Quote every one of the items below word for word, but leave the pictures out of your answer.
───── MATERIAL SUPPLIED
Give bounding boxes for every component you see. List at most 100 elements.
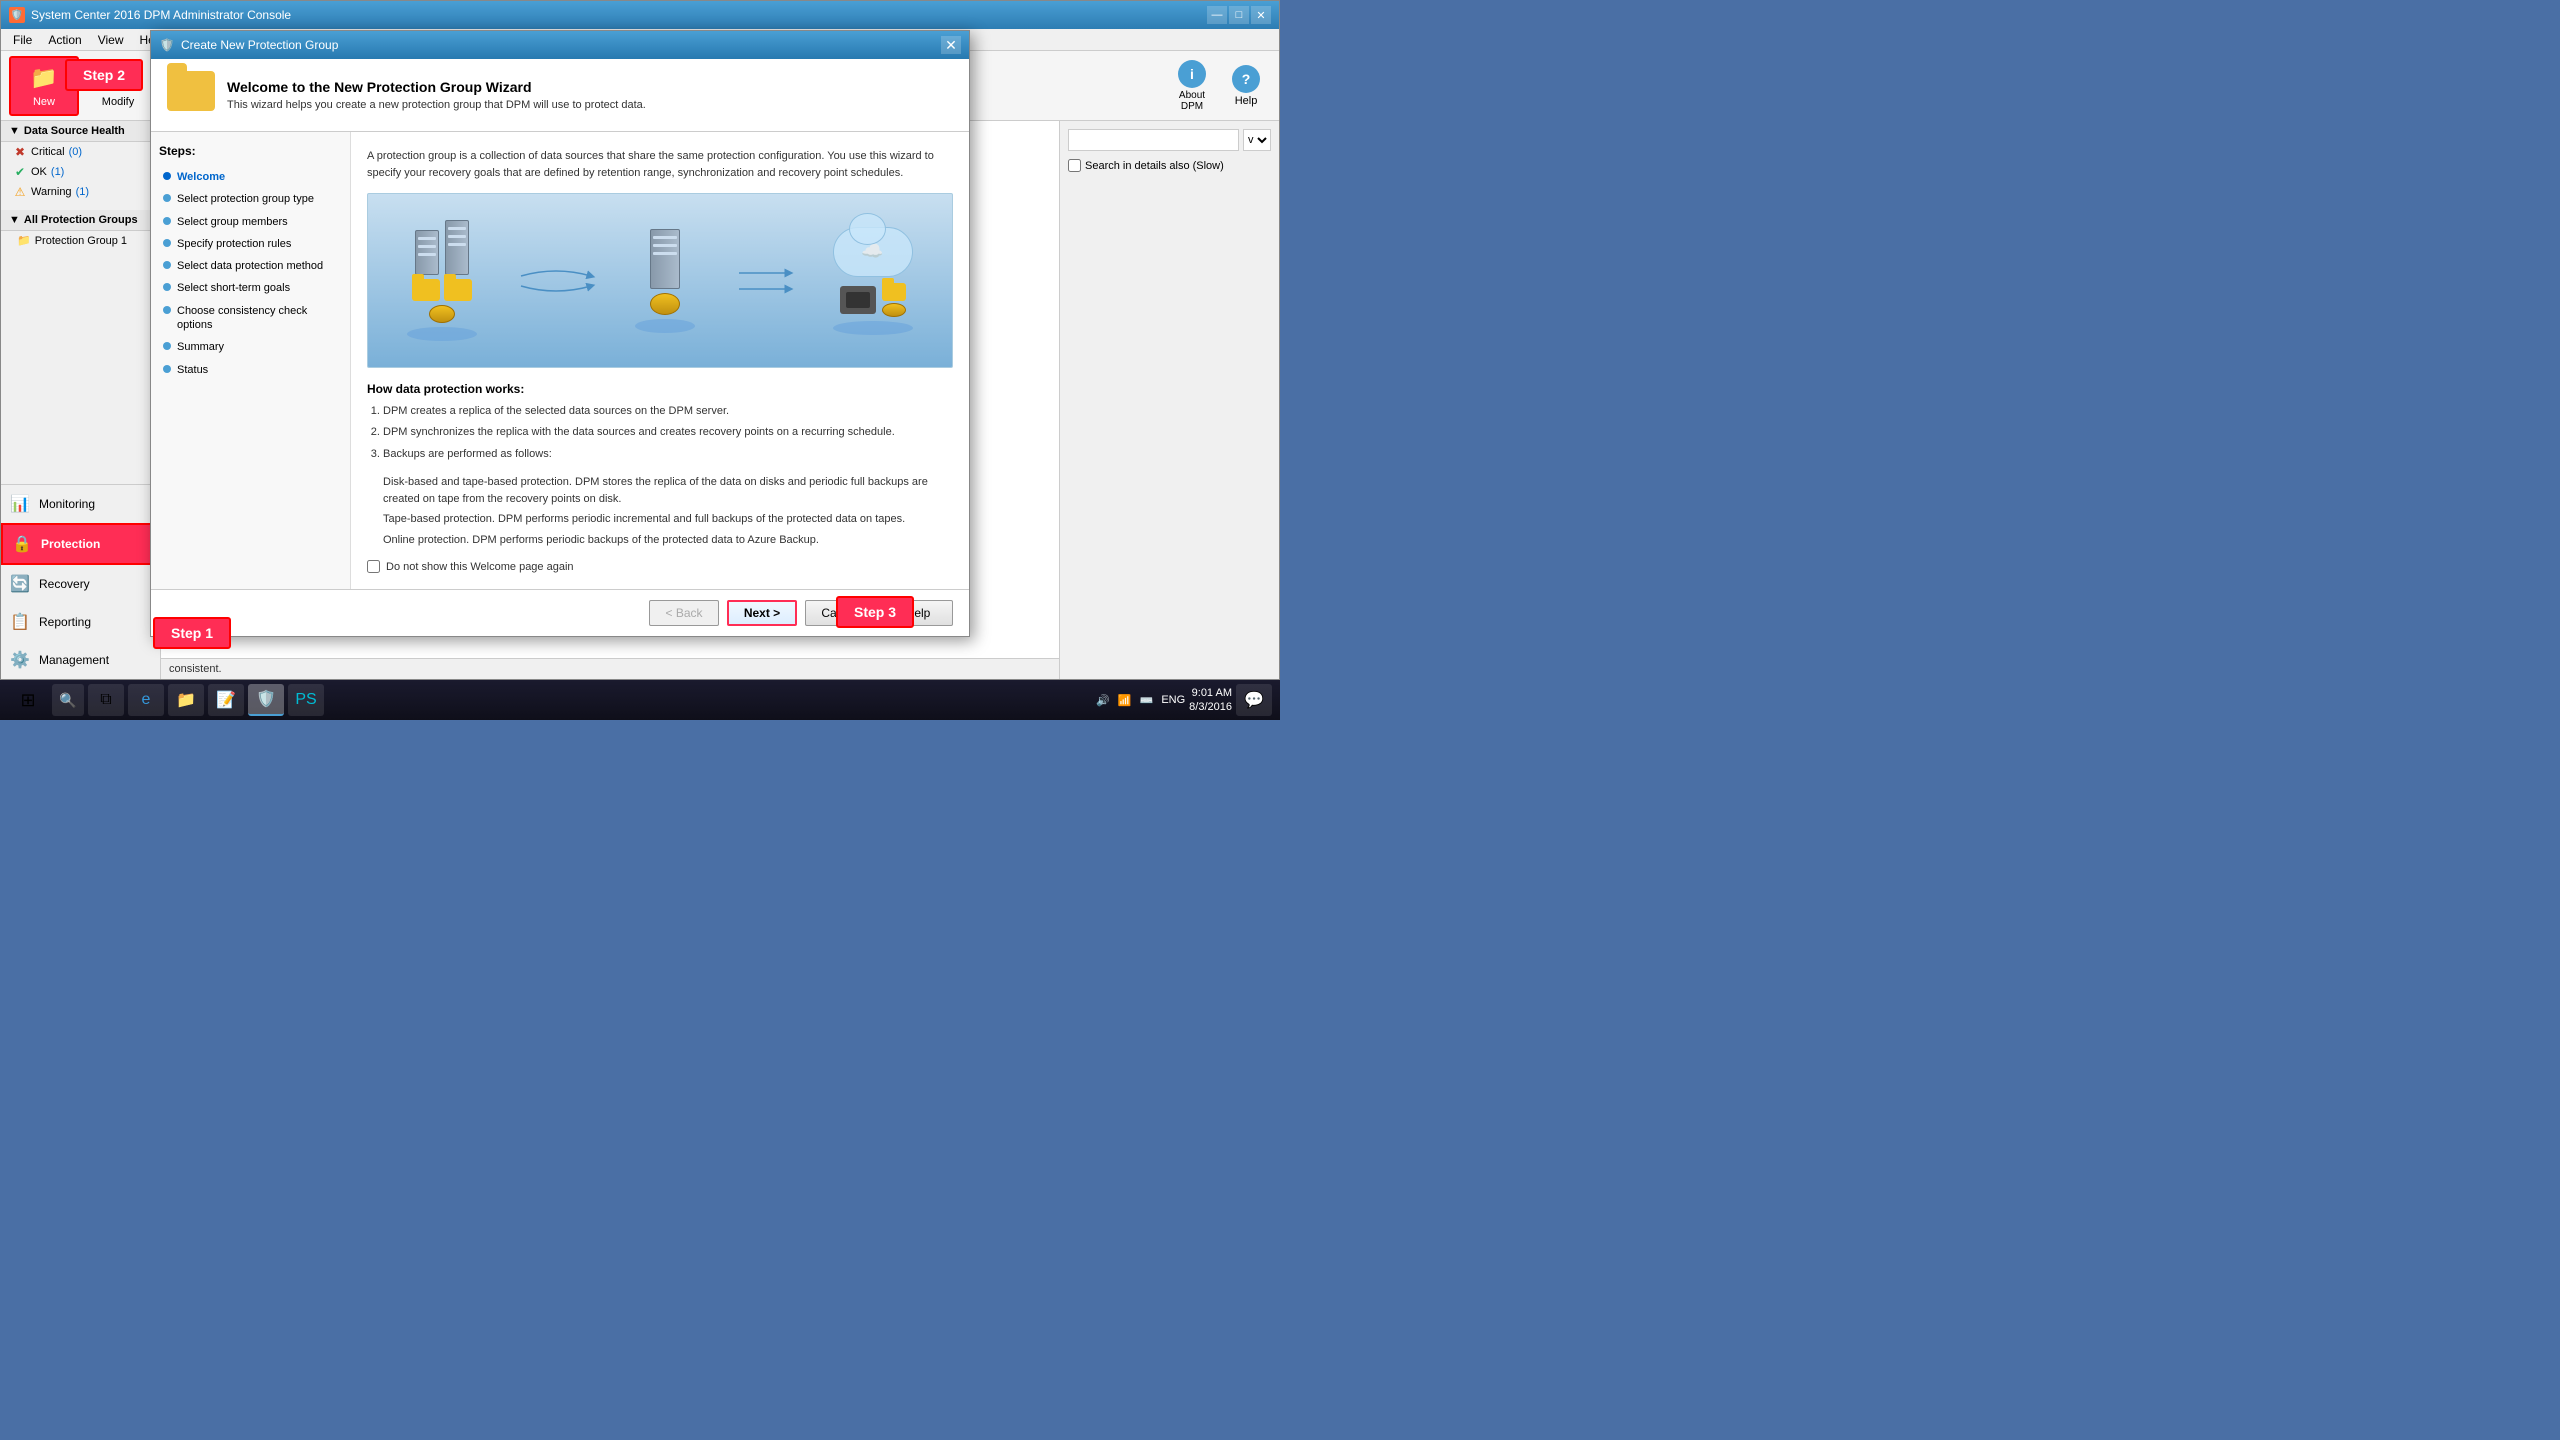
step-summary-dot: [163, 342, 171, 350]
menu-view[interactable]: View: [90, 31, 132, 49]
step1-label: Step 1: [153, 617, 231, 649]
monitoring-icon: 📊: [9, 493, 31, 515]
app-icon: 🛡️: [9, 7, 25, 23]
step-group-members[interactable]: Select group members: [159, 211, 342, 233]
menu-file[interactable]: File: [5, 31, 40, 49]
target-folder-1: [882, 283, 906, 301]
help-label: Help: [1235, 95, 1258, 107]
taskbar-search-button[interactable]: 🔍: [52, 684, 84, 716]
app-title: System Center 2016 DPM Administrator Con…: [31, 8, 1207, 22]
step-data-protection[interactable]: Select data protection method: [159, 255, 342, 277]
step-protection-rules[interactable]: Specify protection rules: [159, 233, 342, 255]
search-checkbox-row: Search in details also (Slow): [1068, 159, 1271, 172]
search-details-label: Search in details also (Slow): [1085, 160, 1224, 172]
taskbar-app-taskview[interactable]: ⧉: [88, 684, 124, 716]
search-details-checkbox[interactable]: [1068, 159, 1081, 172]
step-group-members-dot: [163, 217, 171, 225]
how-item-2: DPM synchronizes the replica with the da…: [383, 425, 953, 440]
protection-group-1[interactable]: 📁 Protection Group 1: [1, 231, 160, 250]
taskbar: ⊞ 🔍 ⧉ e 📁 📝 🛡️ PS 🔊 📶 ⌨️ ENG 9:01 AM 8/3…: [0, 680, 1280, 720]
taskbar-notification-button[interactable]: 💬: [1236, 684, 1272, 716]
step-group-type[interactable]: Select protection group type: [159, 188, 342, 210]
step-welcome-label: Welcome: [177, 170, 225, 184]
back-button[interactable]: < Back: [649, 600, 719, 626]
minimize-button[interactable]: —: [1207, 6, 1227, 24]
steps-panel: Steps: Welcome Select protection group t…: [151, 132, 351, 589]
section-title: Data Source Health: [24, 125, 125, 137]
sidebar-item-reporting[interactable]: 📋 Reporting: [1, 603, 160, 641]
modify-label: Modify: [102, 96, 134, 108]
ok-count: (1): [51, 166, 64, 178]
step-short-term-dot: [163, 283, 171, 291]
step-welcome-dot: [163, 172, 171, 180]
taskbar-clock[interactable]: 9:01 AM 8/3/2016: [1189, 686, 1232, 715]
close-button[interactable]: ✕: [1251, 6, 1271, 24]
step-welcome[interactable]: Welcome: [159, 166, 342, 188]
dialog-welcome-title: Welcome to the New Protection Group Wiza…: [227, 79, 646, 95]
do-not-show-checkbox[interactable]: [367, 560, 380, 573]
start-button[interactable]: ⊞: [8, 684, 48, 716]
dialog-footer: < Back Next > Cancel Help Step 3: [151, 589, 969, 636]
data-source-health-section[interactable]: ▼ Data Source Health: [1, 121, 160, 142]
management-icon: ⚙️: [9, 649, 31, 671]
about-button[interactable]: i AboutDPM: [1167, 58, 1217, 113]
taskbar-app-dpm[interactable]: 🛡️: [248, 684, 284, 716]
step-group-type-dot: [163, 194, 171, 202]
step-group-members-label: Select group members: [177, 215, 288, 229]
step-summary[interactable]: Summary: [159, 336, 342, 358]
reporting-label: Reporting: [39, 615, 91, 629]
how-list: DPM creates a replica of the selected da…: [383, 404, 953, 462]
search-input[interactable]: [1068, 129, 1239, 151]
dialog-close-button[interactable]: ✕: [941, 36, 961, 54]
taskbar-app-explorer[interactable]: 📁: [168, 684, 204, 716]
about-icon: i: [1178, 60, 1206, 88]
taskbar-app-powershell[interactable]: PS: [288, 684, 324, 716]
sidebar-item-monitoring[interactable]: 📊 Monitoring: [1, 485, 160, 523]
all-groups-section[interactable]: ▼ All Protection Groups: [1, 210, 160, 231]
management-label: Management: [39, 653, 109, 667]
dialog-title: Create New Protection Group: [181, 38, 941, 52]
protection-label: Protection: [41, 537, 100, 551]
server-rack-1: [415, 230, 439, 275]
maximize-button[interactable]: □: [1229, 6, 1249, 24]
protection-icon: 🔒: [11, 533, 33, 555]
sidebar: ▼ Data Source Health ✖ Critical (0) ✔ OK…: [1, 121, 161, 679]
oval-base-2: [635, 319, 695, 333]
step-short-term[interactable]: Select short-term goals: [159, 277, 342, 299]
help-toolbar-button[interactable]: ? Help: [1221, 58, 1271, 113]
sidebar-critical[interactable]: ✖ Critical (0): [1, 142, 160, 162]
dialog-titlebar: 🛡️ Create New Protection Group ✕: [151, 31, 969, 59]
do-not-show-label: Do not show this Welcome page again: [386, 561, 574, 573]
new-icon: 📁: [28, 62, 60, 94]
taskbar-tray: 🔊 📶 ⌨️ ENG: [1096, 694, 1185, 707]
sidebar-ok[interactable]: ✔ OK (1): [1, 162, 160, 182]
dialog-body: Steps: Welcome Select protection group t…: [151, 132, 969, 589]
dialog-header: Welcome to the New Protection Group Wiza…: [151, 59, 969, 132]
sidebar-warning[interactable]: ⚠ Warning (1): [1, 182, 160, 202]
monitoring-label: Monitoring: [39, 497, 95, 511]
step-protection-rules-label: Specify protection rules: [177, 237, 291, 251]
how-indent-1: Disk-based and tape-based protection. DP…: [383, 474, 953, 507]
next-button[interactable]: Next >: [727, 600, 797, 626]
target-db: [882, 303, 906, 317]
search-scope-dropdown[interactable]: v: [1243, 129, 1271, 151]
step-consistency[interactable]: Choose consistency check options: [159, 300, 342, 337]
ok-icon: ✔: [13, 165, 27, 179]
sidebar-item-management[interactable]: ⚙️ Management: [1, 641, 160, 679]
step-status[interactable]: Status: [159, 359, 342, 381]
tray-volume: 🔊: [1096, 694, 1110, 707]
sidebar-item-recovery[interactable]: 🔄 Recovery: [1, 565, 160, 603]
app-titlebar: 🛡️ System Center 2016 DPM Administrator …: [1, 1, 1279, 29]
tray-keyboard: ⌨️: [1140, 694, 1154, 707]
menu-action[interactable]: Action: [40, 31, 89, 49]
critical-label: Critical: [31, 146, 65, 158]
critical-icon: ✖: [13, 145, 27, 159]
recovery-label: Recovery: [39, 577, 90, 591]
illus-target-group: ☁️: [833, 227, 913, 335]
sidebar-item-protection[interactable]: 🔒 Protection: [1, 523, 160, 565]
monitor-device: [840, 286, 876, 314]
taskbar-app-notes[interactable]: 📝: [208, 684, 244, 716]
taskbar-app-ie[interactable]: e: [128, 684, 164, 716]
status-text: consistent.: [161, 658, 1059, 679]
step-consistency-dot: [163, 306, 171, 314]
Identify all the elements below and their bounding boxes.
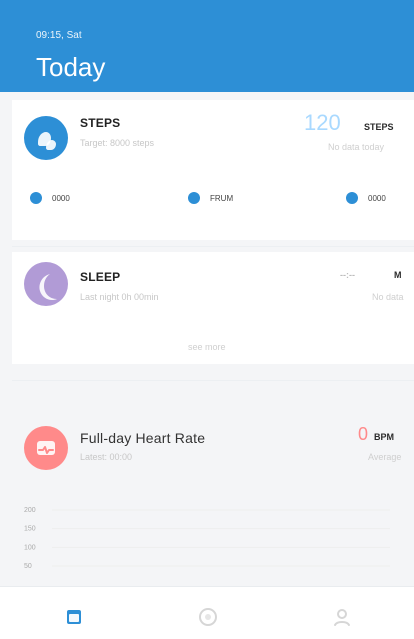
──────────
§ **COMPLETE OUTPUT**:
Give bounding boxes for every component you see. List at most 100 elements.
step-summary-dot: [163, 342, 171, 350]
menu-view[interactable]: View: [90, 31, 132, 49]
step1-label: Step 1: [153, 617, 231, 649]
monitoring-icon: 📊: [9, 493, 31, 515]
app-icon: 🛡️: [9, 7, 25, 23]
step-group-members[interactable]: Select group members: [159, 211, 342, 233]
menu-file[interactable]: File: [5, 31, 40, 49]
target-folder-1: [882, 283, 906, 301]
help-label: Help: [1235, 95, 1258, 107]
taskbar-search-button[interactable]: 🔍: [52, 684, 84, 716]
app-title: System Center 2016 DPM Administrator Con…: [31, 8, 1207, 22]
step-data-protection[interactable]: Select data protection method: [159, 255, 342, 277]
step-protection-rules[interactable]: Specify protection rules: [159, 233, 342, 255]
search-checkbox-row: Search in details also (Slow): [1068, 159, 1271, 172]
search-details-label: Search in details also (Slow): [1085, 160, 1224, 172]
taskbar-app-taskview[interactable]: ⧉: [88, 684, 124, 716]
search-details-checkbox[interactable]: [1068, 159, 1081, 172]
step-group-members-dot: [163, 217, 171, 225]
how-item-2: DPM synchronizes the replica with the da…: [383, 425, 953, 440]
protection-group-1[interactable]: 📁 Protection Group 1: [1, 231, 160, 250]
taskbar: ⊞ 🔍 ⧉ e 📁 📝 🛡️ PS 🔊 📶 ⌨️ ENG 9:01 AM 8/3…: [0, 680, 1280, 720]
taskbar-notification-button[interactable]: 💬: [1236, 684, 1272, 716]
step-group-type[interactable]: Select protection group type: [159, 188, 342, 210]
step-welcome-label: Welcome: [177, 170, 225, 184]
back-button[interactable]: < Back: [649, 600, 719, 626]
minimize-button[interactable]: —: [1207, 6, 1227, 24]
steps-panel: Steps: Welcome Select protection group t…: [151, 132, 351, 589]
section-title: Data Source Health: [24, 125, 125, 137]
sidebar-item-reporting[interactable]: 📋 Reporting: [1, 603, 160, 641]
modify-label: Modify: [102, 96, 134, 108]
ok-count: (1): [51, 166, 64, 178]
step-short-term-dot: [163, 283, 171, 291]
step-welcome-dot: [163, 172, 171, 180]
taskbar-clock[interactable]: 9:01 AM 8/3/2016: [1189, 686, 1232, 715]
close-button[interactable]: ✕: [1251, 6, 1271, 24]
step-welcome[interactable]: Welcome: [159, 166, 342, 188]
dialog-welcome-title: Welcome to the New Protection Group Wiza…: [227, 79, 646, 95]
do-not-show-checkbox[interactable]: [367, 560, 380, 573]
start-button[interactable]: ⊞: [8, 684, 48, 716]
dialog-footer: < Back Next > Cancel Help Step 3: [151, 589, 969, 636]
data-source-health-section[interactable]: ▼ Data Source Health: [1, 121, 160, 142]
management-icon: ⚙️: [9, 649, 31, 671]
about-button[interactable]: i AboutDPM: [1167, 58, 1217, 113]
taskbar-app-dpm[interactable]: 🛡️: [248, 684, 284, 716]
step-group-type-dot: [163, 194, 171, 202]
step-group-members-label: Select group members: [177, 215, 288, 229]
step-summary[interactable]: Summary: [159, 336, 342, 358]
reporting-label: Reporting: [39, 615, 91, 629]
how-list: DPM creates a replica of the selected da…: [383, 404, 953, 462]
search-input[interactable]: [1068, 129, 1239, 151]
dialog-close-button[interactable]: ✕: [941, 36, 961, 54]
taskbar-app-explorer[interactable]: 📁: [168, 684, 204, 716]
about-icon: i: [1178, 60, 1206, 88]
taskbar-app-powershell[interactable]: PS: [288, 684, 324, 716]
sidebar-item-monitoring[interactable]: 📊 Monitoring: [1, 485, 160, 523]
all-groups-section[interactable]: ▼ All Protection Groups: [1, 210, 160, 231]
management-label: Management: [39, 653, 109, 667]
dialog-title: Create New Protection Group: [181, 38, 941, 52]
protection-label: Protection: [41, 537, 100, 551]
server-rack-1: [415, 230, 439, 275]
maximize-button[interactable]: □: [1229, 6, 1249, 24]
protection-icon: 🔒: [11, 533, 33, 555]
sidebar: ▼ Data Source Health ✖ Critical (0) ✔ OK…: [1, 121, 161, 679]
oval-base-2: [635, 319, 695, 333]
step-short-term[interactable]: Select short-term goals: [159, 277, 342, 299]
help-toolbar-button[interactable]: ? Help: [1221, 58, 1271, 113]
sidebar-critical[interactable]: ✖ Critical (0): [1, 142, 160, 162]
dialog-titlebar: 🛡️ Create New Protection Group ✕: [151, 31, 969, 59]
do-not-show-label: Do not show this Welcome page again: [386, 561, 574, 573]
new-icon: 📁: [28, 62, 60, 94]
taskbar-tray: 🔊 📶 ⌨️ ENG: [1096, 694, 1185, 707]
sidebar-ok[interactable]: ✔ OK (1): [1, 162, 160, 182]
dialog-body: Steps: Welcome Select protection group t…: [151, 132, 969, 589]
dialog-header: Welcome to the New Protection Group Wiza…: [151, 59, 969, 132]
sidebar-warning[interactable]: ⚠ Warning (1): [1, 182, 160, 202]
monitoring-label: Monitoring: [39, 497, 95, 511]
step-protection-rules-label: Specify protection rules: [177, 237, 291, 251]
how-indent-1: Disk-based and tape-based protection. DP…: [383, 474, 953, 507]
next-button[interactable]: Next >: [727, 600, 797, 626]
target-db: [882, 303, 906, 317]
search-scope-dropdown[interactable]: v: [1243, 129, 1271, 151]
step-consistency[interactable]: Choose consistency check options: [159, 300, 342, 337]
ok-icon: ✔: [13, 165, 27, 179]
sidebar-item-management[interactable]: ⚙️ Management: [1, 641, 160, 679]
step-status[interactable]: Status: [159, 359, 342, 381]
tray-volume: 🔊: [1096, 694, 1110, 707]
sidebar-item-recovery[interactable]: 🔄 Recovery: [1, 565, 160, 603]
app-titlebar: 🛡️ System Center 2016 DPM Administrator …: [1, 1, 1279, 29]
tray-keyboard: ⌨️: [1140, 694, 1154, 707]
menu-action[interactable]: Action: [40, 31, 89, 49]
critical-label: Critical: [31, 146, 65, 158]
critical-icon: ✖: [13, 145, 27, 159]
recovery-label: Recovery: [39, 577, 90, 591]
illus-target-group: ☁️: [833, 227, 913, 335]
sidebar-item-protection[interactable]: 🔒 Protection: [1, 523, 160, 565]
monitor-device: [840, 286, 876, 314]
taskbar-app-notes[interactable]: 📝: [208, 684, 244, 716]
taskbar-app-ie[interactable]: e: [128, 684, 164, 716]
status-text: consistent.: [161, 658, 1059, 679]
step-consistency-dot: [163, 306, 171, 314]
Identify all the elements below and their bounding boxes.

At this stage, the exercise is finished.